Print out the material that follows word for word.
# start of PROVIDED DATA
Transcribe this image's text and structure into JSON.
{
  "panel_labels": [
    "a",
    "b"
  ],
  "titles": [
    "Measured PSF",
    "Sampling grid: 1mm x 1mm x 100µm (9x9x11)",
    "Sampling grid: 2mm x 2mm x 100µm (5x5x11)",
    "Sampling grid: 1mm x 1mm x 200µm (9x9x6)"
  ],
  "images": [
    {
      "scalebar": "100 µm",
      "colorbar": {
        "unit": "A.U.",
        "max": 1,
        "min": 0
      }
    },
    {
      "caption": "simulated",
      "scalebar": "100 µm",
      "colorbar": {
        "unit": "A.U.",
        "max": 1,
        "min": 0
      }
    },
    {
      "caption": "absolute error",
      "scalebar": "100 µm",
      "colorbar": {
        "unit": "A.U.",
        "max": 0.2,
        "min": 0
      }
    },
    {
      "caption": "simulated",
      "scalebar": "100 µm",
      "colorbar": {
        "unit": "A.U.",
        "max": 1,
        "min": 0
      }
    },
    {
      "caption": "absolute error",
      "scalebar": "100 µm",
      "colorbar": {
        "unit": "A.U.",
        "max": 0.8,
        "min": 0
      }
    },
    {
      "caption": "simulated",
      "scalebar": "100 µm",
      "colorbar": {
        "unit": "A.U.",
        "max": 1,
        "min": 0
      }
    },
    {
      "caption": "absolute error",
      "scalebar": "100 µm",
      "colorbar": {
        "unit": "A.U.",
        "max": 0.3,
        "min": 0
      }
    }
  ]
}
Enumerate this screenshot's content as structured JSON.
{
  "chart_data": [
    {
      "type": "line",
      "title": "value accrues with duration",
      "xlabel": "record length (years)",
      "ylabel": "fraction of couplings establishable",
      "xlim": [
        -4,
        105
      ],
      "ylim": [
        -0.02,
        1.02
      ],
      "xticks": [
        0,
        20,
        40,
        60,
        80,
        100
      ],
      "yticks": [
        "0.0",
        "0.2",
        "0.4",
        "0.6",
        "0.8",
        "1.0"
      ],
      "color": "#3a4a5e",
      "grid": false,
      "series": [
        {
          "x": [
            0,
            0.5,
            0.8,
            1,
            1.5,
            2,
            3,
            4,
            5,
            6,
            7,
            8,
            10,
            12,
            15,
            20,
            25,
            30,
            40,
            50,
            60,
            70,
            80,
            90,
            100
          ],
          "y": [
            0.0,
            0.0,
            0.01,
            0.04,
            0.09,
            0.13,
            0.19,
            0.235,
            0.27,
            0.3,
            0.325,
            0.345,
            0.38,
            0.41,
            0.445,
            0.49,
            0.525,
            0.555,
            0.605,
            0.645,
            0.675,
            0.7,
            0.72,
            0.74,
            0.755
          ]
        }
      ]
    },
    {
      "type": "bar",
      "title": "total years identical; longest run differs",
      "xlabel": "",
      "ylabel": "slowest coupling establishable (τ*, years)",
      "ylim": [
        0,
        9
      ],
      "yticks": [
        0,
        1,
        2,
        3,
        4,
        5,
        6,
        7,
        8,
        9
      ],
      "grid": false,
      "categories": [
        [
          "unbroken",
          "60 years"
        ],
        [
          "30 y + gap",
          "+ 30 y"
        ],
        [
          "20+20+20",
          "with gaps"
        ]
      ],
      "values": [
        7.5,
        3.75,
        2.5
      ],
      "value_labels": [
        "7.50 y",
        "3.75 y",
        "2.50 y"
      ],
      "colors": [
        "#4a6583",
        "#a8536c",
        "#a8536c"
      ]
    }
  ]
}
# end of PROVIDED DATA
** ANSWER IN FULL **
Transcribe this image's text and structure into JSON.
{
  "panel_labels": [
    "a",
    "b"
  ],
  "titles": [
    "Measured PSF",
    "Sampling grid: 1mm x 1mm x 100µm (9x9x11)",
    "Sampling grid: 2mm x 2mm x 100µm (5x5x11)",
    "Sampling grid: 1mm x 1mm x 200µm (9x9x6)"
  ],
  "images": [
    {
      "scalebar": "100 µm",
      "colorbar": {
        "unit": "A.U.",
        "max": 1,
        "min": 0
      }
    },
    {
      "caption": "simulated",
      "scalebar": "100 µm",
      "colorbar": {
        "unit": "A.U.",
        "max": 1,
        "min": 0
      }
    },
    {
      "caption": "absolute error",
      "scalebar": "100 µm",
      "colorbar": {
        "unit": "A.U.",
        "max": 0.2,
        "min": 0
      }
    },
    {
      "caption": "simulated",
      "scalebar": "100 µm",
      "colorbar": {
        "unit": "A.U.",
        "max": 1,
        "min": 0
      }
    },
    {
      "caption": "absolute error",
      "scalebar": "100 µm",
      "colorbar": {
        "unit": "A.U.",
        "max": 0.8,
        "min": 0
      }
    },
    {
      "caption": "simulated",
      "scalebar": "100 µm",
      "colorbar": {
        "unit": "A.U.",
        "max": 1,
        "min": 0
      }
    },
    {
      "caption": "absolute error",
      "scalebar": "100 µm",
      "colorbar": {
        "unit": "A.U.",
        "max": 0.3,
        "min": 0
      }
    }
  ]
}
Enumerate this screenshot's content as structured JSON.
{
  "chart_data": [
    {
      "type": "line",
      "title": "value accrues with duration",
      "xlabel": "record length (years)",
      "ylabel": "fraction of couplings establishable",
      "xlim": [
        -4,
        105
      ],
      "ylim": [
        -0.02,
        1.02
      ],
      "xticks": [
        0,
        20,
        40,
        60,
        80,
        100
      ],
      "yticks": [
        "0.0",
        "0.2",
        "0.4",
        "0.6",
        "0.8",
        "1.0"
      ],
      "color": "#3a4a5e",
      "grid": false,
      "series": [
        {
          "x": [
            0,
            0.5,
            0.8,
            1,
            1.5,
            2,
            3,
            4,
            5,
            6,
            7,
            8,
            10,
            12,
            15,
            20,
            25,
            30,
            40,
            50,
            60,
            70,
            80,
            90,
            100
          ],
          "y": [
            0.0,
            0.0,
            0.01,
            0.04,
            0.09,
            0.13,
            0.19,
            0.235,
            0.27,
            0.3,
            0.325,
            0.345,
            0.38,
            0.41,
            0.445,
            0.49,
            0.525,
            0.555,
            0.605,
            0.645,
            0.675,
            0.7,
            0.72,
            0.74,
            0.755
          ]
        }
      ]
    },
    {
      "type": "bar",
      "title": "total years identical; longest run differs",
      "xlabel": "",
      "ylabel": "slowest coupling establishable (τ*, years)",
      "ylim": [
        0,
        9
      ],
      "yticks": [
        0,
        1,
        2,
        3,
        4,
        5,
        6,
        7,
        8,
        9
      ],
      "grid": false,
      "categories": [
        [
          "unbroken",
          "60 years"
        ],
        [
          "30 y + gap",
          "+ 30 y"
        ],
        [
          "20+20+20",
          "with gaps"
        ]
      ],
      "values": [
        7.5,
        3.75,
        2.5
      ],
      "value_labels": [
        "7.50 y",
        "3.75 y",
        "2.50 y"
      ],
      "colors": [
        "#4a6583",
        "#a8536c",
        "#a8536c"
      ]
    }
  ]
}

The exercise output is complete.